--- Work instruction ---
What is needed is a word-for-word transcription of every record below.
Segment Start: Data under study
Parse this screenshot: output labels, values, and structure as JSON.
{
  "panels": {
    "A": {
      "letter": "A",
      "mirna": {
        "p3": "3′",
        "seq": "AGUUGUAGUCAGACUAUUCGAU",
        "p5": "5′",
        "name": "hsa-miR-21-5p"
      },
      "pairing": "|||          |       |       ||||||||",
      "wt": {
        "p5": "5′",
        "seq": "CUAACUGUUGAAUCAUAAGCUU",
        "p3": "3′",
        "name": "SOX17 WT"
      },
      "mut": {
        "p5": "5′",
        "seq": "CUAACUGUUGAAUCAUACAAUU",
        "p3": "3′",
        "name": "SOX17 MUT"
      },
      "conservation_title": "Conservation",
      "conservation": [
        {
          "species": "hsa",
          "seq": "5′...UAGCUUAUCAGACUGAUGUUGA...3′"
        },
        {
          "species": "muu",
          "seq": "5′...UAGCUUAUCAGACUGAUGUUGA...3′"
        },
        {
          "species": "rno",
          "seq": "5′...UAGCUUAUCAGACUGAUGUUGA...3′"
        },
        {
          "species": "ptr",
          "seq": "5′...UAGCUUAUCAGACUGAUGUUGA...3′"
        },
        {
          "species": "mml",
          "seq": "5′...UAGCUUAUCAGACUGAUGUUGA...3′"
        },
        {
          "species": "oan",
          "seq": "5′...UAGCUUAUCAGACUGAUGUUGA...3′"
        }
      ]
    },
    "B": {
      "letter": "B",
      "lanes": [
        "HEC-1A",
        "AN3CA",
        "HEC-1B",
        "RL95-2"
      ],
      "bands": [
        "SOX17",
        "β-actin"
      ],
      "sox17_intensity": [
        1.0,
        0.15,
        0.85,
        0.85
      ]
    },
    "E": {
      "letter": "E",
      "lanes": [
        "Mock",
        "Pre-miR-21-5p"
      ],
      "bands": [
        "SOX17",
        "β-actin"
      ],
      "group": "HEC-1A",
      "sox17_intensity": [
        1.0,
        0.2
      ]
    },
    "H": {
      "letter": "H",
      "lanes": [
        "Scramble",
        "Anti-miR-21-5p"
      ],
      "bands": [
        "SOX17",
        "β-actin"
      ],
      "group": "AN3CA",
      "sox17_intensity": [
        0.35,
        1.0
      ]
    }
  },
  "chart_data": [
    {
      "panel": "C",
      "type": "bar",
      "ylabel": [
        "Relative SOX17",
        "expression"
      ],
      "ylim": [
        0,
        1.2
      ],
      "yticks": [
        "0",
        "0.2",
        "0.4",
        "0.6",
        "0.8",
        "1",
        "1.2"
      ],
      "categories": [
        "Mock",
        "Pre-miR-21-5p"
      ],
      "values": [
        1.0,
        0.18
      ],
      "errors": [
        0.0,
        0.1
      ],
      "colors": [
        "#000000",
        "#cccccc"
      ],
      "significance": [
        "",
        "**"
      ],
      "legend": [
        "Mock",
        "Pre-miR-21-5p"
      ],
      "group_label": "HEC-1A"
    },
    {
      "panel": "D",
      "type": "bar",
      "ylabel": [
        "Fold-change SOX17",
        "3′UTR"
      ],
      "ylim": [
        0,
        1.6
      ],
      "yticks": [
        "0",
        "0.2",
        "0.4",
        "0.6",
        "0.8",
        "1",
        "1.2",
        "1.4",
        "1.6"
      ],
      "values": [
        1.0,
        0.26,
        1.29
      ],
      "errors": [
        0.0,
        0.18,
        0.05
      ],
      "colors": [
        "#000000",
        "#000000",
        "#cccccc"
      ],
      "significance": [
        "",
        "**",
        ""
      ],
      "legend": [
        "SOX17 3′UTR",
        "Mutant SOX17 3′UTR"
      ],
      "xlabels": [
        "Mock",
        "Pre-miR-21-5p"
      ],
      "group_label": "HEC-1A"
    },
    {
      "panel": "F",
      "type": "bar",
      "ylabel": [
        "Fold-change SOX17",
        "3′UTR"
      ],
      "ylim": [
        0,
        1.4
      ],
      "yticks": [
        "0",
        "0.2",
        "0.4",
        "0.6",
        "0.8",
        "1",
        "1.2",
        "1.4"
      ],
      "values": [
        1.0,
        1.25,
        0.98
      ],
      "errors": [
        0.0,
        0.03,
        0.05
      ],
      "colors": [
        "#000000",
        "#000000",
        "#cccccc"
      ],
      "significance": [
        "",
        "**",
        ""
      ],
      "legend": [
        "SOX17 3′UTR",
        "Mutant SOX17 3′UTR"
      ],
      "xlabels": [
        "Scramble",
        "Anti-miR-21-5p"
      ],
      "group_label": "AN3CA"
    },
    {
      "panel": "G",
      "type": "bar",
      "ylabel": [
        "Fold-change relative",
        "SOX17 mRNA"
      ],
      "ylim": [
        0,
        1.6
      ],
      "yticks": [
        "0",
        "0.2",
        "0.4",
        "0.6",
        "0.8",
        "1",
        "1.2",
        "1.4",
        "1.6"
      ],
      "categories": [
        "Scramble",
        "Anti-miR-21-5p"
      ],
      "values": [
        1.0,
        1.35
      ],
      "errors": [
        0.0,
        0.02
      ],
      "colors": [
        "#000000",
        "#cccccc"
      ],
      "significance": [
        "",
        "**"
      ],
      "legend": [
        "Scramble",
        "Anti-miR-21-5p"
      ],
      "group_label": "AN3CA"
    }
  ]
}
Segment End: Data under study
--- Written answer ---
Parse this screenshot: output labels, values, and structure as JSON.
{
  "panels": {
    "A": {
      "letter": "A",
      "mirna": {
        "p3": "3′",
        "seq": "AGUUGUAGUCAGACUAUUCGAU",
        "p5": "5′",
        "name": "hsa-miR-21-5p"
      },
      "pairing": "|||          |       |       ||||||||",
      "wt": {
        "p5": "5′",
        "seq": "CUAACUGUUGAAUCAUAAGCUU",
        "p3": "3′",
        "name": "SOX17 WT"
      },
      "mut": {
        "p5": "5′",
        "seq": "CUAACUGUUGAAUCAUACAAUU",
        "p3": "3′",
        "name": "SOX17 MUT"
      },
      "conservation_title": "Conservation",
      "conservation": [
        {
          "species": "hsa",
          "seq": "5′...UAGCUUAUCAGACUGAUGUUGA...3′"
        },
        {
          "species": "muu",
          "seq": "5′...UAGCUUAUCAGACUGAUGUUGA...3′"
        },
        {
          "species": "rno",
          "seq": "5′...UAGCUUAUCAGACUGAUGUUGA...3′"
        },
        {
          "species": "ptr",
          "seq": "5′...UAGCUUAUCAGACUGAUGUUGA...3′"
        },
        {
          "species": "mml",
          "seq": "5′...UAGCUUAUCAGACUGAUGUUGA...3′"
        },
        {
          "species": "oan",
          "seq": "5′...UAGCUUAUCAGACUGAUGUUGA...3′"
        }
      ]
    },
    "B": {
      "letter": "B",
      "lanes": [
        "HEC-1A",
        "AN3CA",
        "HEC-1B",
        "RL95-2"
      ],
      "bands": [
        "SOX17",
        "β-actin"
      ],
      "sox17_intensity": [
        1.0,
        0.15,
        0.85,
        0.85
      ]
    },
    "E": {
      "letter": "E",
      "lanes": [
        "Mock",
        "Pre-miR-21-5p"
      ],
      "bands": [
        "SOX17",
        "β-actin"
      ],
      "group": "HEC-1A",
      "sox17_intensity": [
        1.0,
        0.2
      ]
    },
    "H": {
      "letter": "H",
      "lanes": [
        "Scramble",
        "Anti-miR-21-5p"
      ],
      "bands": [
        "SOX17",
        "β-actin"
      ],
      "group": "AN3CA",
      "sox17_intensity": [
        0.35,
        1.0
      ]
    }
  },
  "chart_data": [
    {
      "panel": "C",
      "type": "bar",
      "ylabel": [
        "Relative SOX17",
        "expression"
      ],
      "ylim": [
        0,
        1.2
      ],
      "yticks": [
        "0",
        "0.2",
        "0.4",
        "0.6",
        "0.8",
        "1",
        "1.2"
      ],
      "categories": [
        "Mock",
        "Pre-miR-21-5p"
      ],
      "values": [
        1.0,
        0.18
      ],
      "errors": [
        0.0,
        0.1
      ],
      "colors": [
        "#000000",
        "#cccccc"
      ],
      "significance": [
        "",
        "**"
      ],
      "legend": [
        "Mock",
        "Pre-miR-21-5p"
      ],
      "group_label": "HEC-1A"
    },
    {
      "panel": "D",
      "type": "bar",
      "ylabel": [
        "Fold-change SOX17",
        "3′UTR"
      ],
      "ylim": [
        0,
        1.6
      ],
      "yticks": [
        "0",
        "0.2",
        "0.4",
        "0.6",
        "0.8",
        "1",
        "1.2",
        "1.4",
        "1.6"
      ],
      "values": [
        1.0,
        0.26,
        1.29
      ],
      "errors": [
        0.0,
        0.18,
        0.05
      ],
      "colors": [
        "#000000",
        "#000000",
        "#cccccc"
      ],
      "significance": [
        "",
        "**",
        ""
      ],
      "legend": [
        "SOX17 3′UTR",
        "Mutant SOX17 3′UTR"
      ],
      "xlabels": [
        "Mock",
        "Pre-miR-21-5p"
      ],
      "group_label": "HEC-1A"
    },
    {
      "panel": "F",
      "type": "bar",
      "ylabel": [
        "Fold-change SOX17",
        "3′UTR"
      ],
      "ylim": [
        0,
        1.4
      ],
      "yticks": [
        "0",
        "0.2",
        "0.4",
        "0.6",
        "0.8",
        "1",
        "1.2",
        "1.4"
      ],
      "values": [
        1.0,
        1.25,
        0.98
      ],
      "errors": [
        0.0,
        0.03,
        0.05
      ],
      "colors": [
        "#000000",
        "#000000",
        "#cccccc"
      ],
      "significance": [
        "",
        "**",
        ""
      ],
      "legend": [
        "SOX17 3′UTR",
        "Mutant SOX17 3′UTR"
      ],
      "xlabels": [
        "Scramble",
        "Anti-miR-21-5p"
      ],
      "group_label": "AN3CA"
    },
    {
      "panel": "G",
      "type": "bar",
      "ylabel": [
        "Fold-change relative",
        "SOX17 mRNA"
      ],
      "ylim": [
        0,
        1.6
      ],
      "yticks": [
        "0",
        "0.2",
        "0.4",
        "0.6",
        "0.8",
        "1",
        "1.2",
        "1.4",
        "1.6"
      ],
      "categories": [
        "Scramble",
        "Anti-miR-21-5p"
      ],
      "values": [
        1.0,
        1.35
      ],
      "errors": [
        0.0,
        0.02
      ],
      "colors": [
        "#000000",
        "#cccccc"
      ],
      "significance": [
        "",
        "**"
      ],
      "legend": [
        "Scramble",
        "Anti-miR-21-5p"
      ],
      "group_label": "AN3CA"
    }
  ]
}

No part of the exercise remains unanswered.